§ Exercise aim
Every record should be written out exactly, with the pictures left out.

***** Available data *****

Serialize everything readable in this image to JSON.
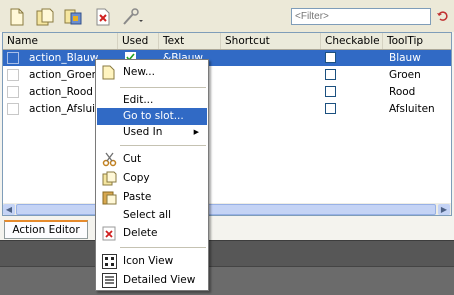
{
  "toolbar": {
    "icons": [
      "new-action-icon",
      "copy-action-icon",
      "configure-icon",
      "delete-icon",
      "tools-icon"
    ],
    "filter_placeholder": "<Filter>"
  },
  "table": {
    "columns": [
      "Name",
      "Used",
      "Text",
      "Shortcut",
      "Checkable",
      "ToolTip"
    ],
    "rows": [
      {
        "name": "action_Blauw",
        "used": true,
        "text": "&Blauw",
        "shortcut": "",
        "checkable": false,
        "tooltip": "Blauw",
        "selected": true
      },
      {
        "name": "action_Groen",
        "used": false,
        "text": "",
        "shortcut": "",
        "checkable": false,
        "tooltip": "Groen",
        "selected": false
      },
      {
        "name": "action_Rood",
        "used": false,
        "text": "",
        "shortcut": "",
        "checkable": false,
        "tooltip": "Rood",
        "selected": false
      },
      {
        "name": "action_Afsluiten",
        "used": false,
        "text": "",
        "shortcut": "",
        "checkable": false,
        "tooltip": "Afsluiten",
        "selected": false
      }
    ]
  },
  "tabs": {
    "action_editor": "Action Editor"
  },
  "context_menu": {
    "new": "New...",
    "edit": "Edit...",
    "go_to_slot": "Go to slot...",
    "used_in": "Used In",
    "cut": "Cut",
    "copy": "Copy",
    "paste": "Paste",
    "select_all": "Select all",
    "delete": "Delete",
    "icon_view": "Icon View",
    "detailed_view": "Detailed View"
  },
  "colors": {
    "selection": "#316ac5",
    "tab_accent": "#e68b2c"
  }
}
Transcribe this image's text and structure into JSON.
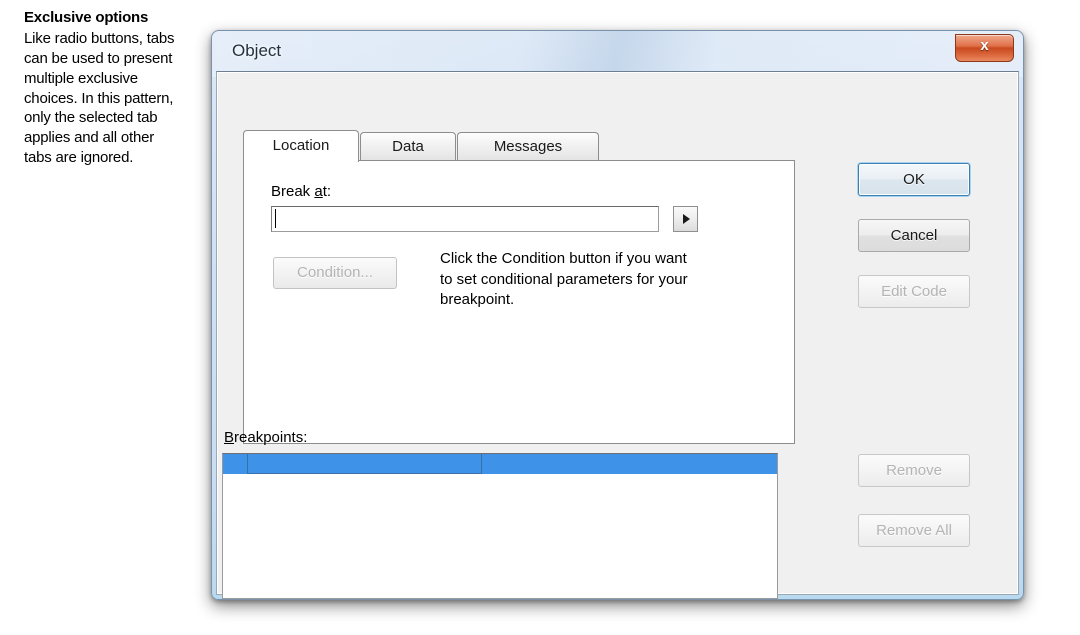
{
  "annotation": {
    "title": "Exclusive options",
    "body": "Like radio buttons, tabs can be used to present multiple exclusive choices. In this pattern, only the selected tab applies and all other tabs are ignored."
  },
  "dialog": {
    "title": "Object",
    "close_glyph": "x",
    "tabs": [
      {
        "label": "Location",
        "selected": true
      },
      {
        "label": "Data",
        "selected": false
      },
      {
        "label": "Messages",
        "selected": false
      }
    ],
    "location_tab": {
      "break_at": {
        "label_pre": "Break ",
        "label_accel": "a",
        "label_post": "t:",
        "value": "",
        "placeholder": "",
        "dropdown_icon": "right-arrow-icon"
      },
      "condition_button": {
        "label": "Condition...",
        "enabled": false
      },
      "condition_help": "Click the Condition button if you want to set conditional parameters for your breakpoint."
    },
    "breakpoints": {
      "label_accel": "B",
      "label_post": "reakpoints:",
      "columns": [
        "",
        "",
        ""
      ],
      "rows": [],
      "header_color": "#3e93e8"
    },
    "buttons": [
      {
        "id": "ok",
        "label": "OK",
        "enabled": true,
        "default": true
      },
      {
        "id": "cancel",
        "label": "Cancel",
        "enabled": true,
        "default": false
      },
      {
        "id": "edit-code",
        "label": "Edit Code",
        "enabled": false,
        "default": false
      },
      {
        "id": "remove",
        "label": "Remove",
        "enabled": false,
        "default": false
      },
      {
        "id": "remove-all",
        "label": "Remove All",
        "enabled": false,
        "default": false
      }
    ]
  },
  "colors": {
    "titlebar_glass": "#cfe0f4",
    "close_red": "#d9582c",
    "selection_blue": "#3e93e8",
    "dialog_face": "#f0f0f0",
    "focus_ring": "#3c7fb1"
  }
}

*****

§ Completed exercise
Serialize everything readable in this image to JSON.
{
  "toolbar": {
    "icons": [
      "new-action-icon",
      "copy-action-icon",
      "configure-icon",
      "delete-icon",
      "tools-icon"
    ],
    "filter_placeholder": "<Filter>"
  },
  "table": {
    "columns": [
      "Name",
      "Used",
      "Text",
      "Shortcut",
      "Checkable",
      "ToolTip"
    ],
    "rows": [
      {
        "name": "action_Blauw",
        "used": true,
        "text": "&Blauw",
        "shortcut": "",
        "checkable": false,
        "tooltip": "Blauw",
        "selected": true
      },
      {
        "name": "action_Groen",
        "used": false,
        "text": "",
        "shortcut": "",
        "checkable": false,
        "tooltip": "Groen",
        "selected": false
      },
      {
        "name": "action_Rood",
        "used": false,
        "text": "",
        "shortcut": "",
        "checkable": false,
        "tooltip": "Rood",
        "selected": false
      },
      {
        "name": "action_Afsluiten",
        "used": false,
        "text": "",
        "shortcut": "",
        "checkable": false,
        "tooltip": "Afsluiten",
        "selected": false
      }
    ]
  },
  "tabs": {
    "action_editor": "Action Editor"
  },
  "context_menu": {
    "new": "New...",
    "edit": "Edit...",
    "go_to_slot": "Go to slot...",
    "used_in": "Used In",
    "cut": "Cut",
    "copy": "Copy",
    "paste": "Paste",
    "select_all": "Select all",
    "delete": "Delete",
    "icon_view": "Icon View",
    "detailed_view": "Detailed View"
  },
  "colors": {
    "selection": "#316ac5",
    "tab_accent": "#e68b2c"
  }
}
Transcribe this image's text and structure into JSON.
{
  "annotation": {
    "title": "Exclusive options",
    "body": "Like radio buttons, tabs can be used to present multiple exclusive choices. In this pattern, only the selected tab applies and all other tabs are ignored."
  },
  "dialog": {
    "title": "Object",
    "close_glyph": "x",
    "tabs": [
      {
        "label": "Location",
        "selected": true
      },
      {
        "label": "Data",
        "selected": false
      },
      {
        "label": "Messages",
        "selected": false
      }
    ],
    "location_tab": {
      "break_at": {
        "label_pre": "Break ",
        "label_accel": "a",
        "label_post": "t:",
        "value": "",
        "placeholder": "",
        "dropdown_icon": "right-arrow-icon"
      },
      "condition_button": {
        "label": "Condition...",
        "enabled": false
      },
      "condition_help": "Click the Condition button if you want to set conditional parameters for your breakpoint."
    },
    "breakpoints": {
      "label_accel": "B",
      "label_post": "reakpoints:",
      "columns": [
        "",
        "",
        ""
      ],
      "rows": [],
      "header_color": "#3e93e8"
    },
    "buttons": [
      {
        "id": "ok",
        "label": "OK",
        "enabled": true,
        "default": true
      },
      {
        "id": "cancel",
        "label": "Cancel",
        "enabled": true,
        "default": false
      },
      {
        "id": "edit-code",
        "label": "Edit Code",
        "enabled": false,
        "default": false
      },
      {
        "id": "remove",
        "label": "Remove",
        "enabled": false,
        "default": false
      },
      {
        "id": "remove-all",
        "label": "Remove All",
        "enabled": false,
        "default": false
      }
    ]
  },
  "colors": {
    "titlebar_glass": "#cfe0f4",
    "close_red": "#d9582c",
    "selection_blue": "#3e93e8",
    "dialog_face": "#f0f0f0",
    "focus_ring": "#3c7fb1"
  }
}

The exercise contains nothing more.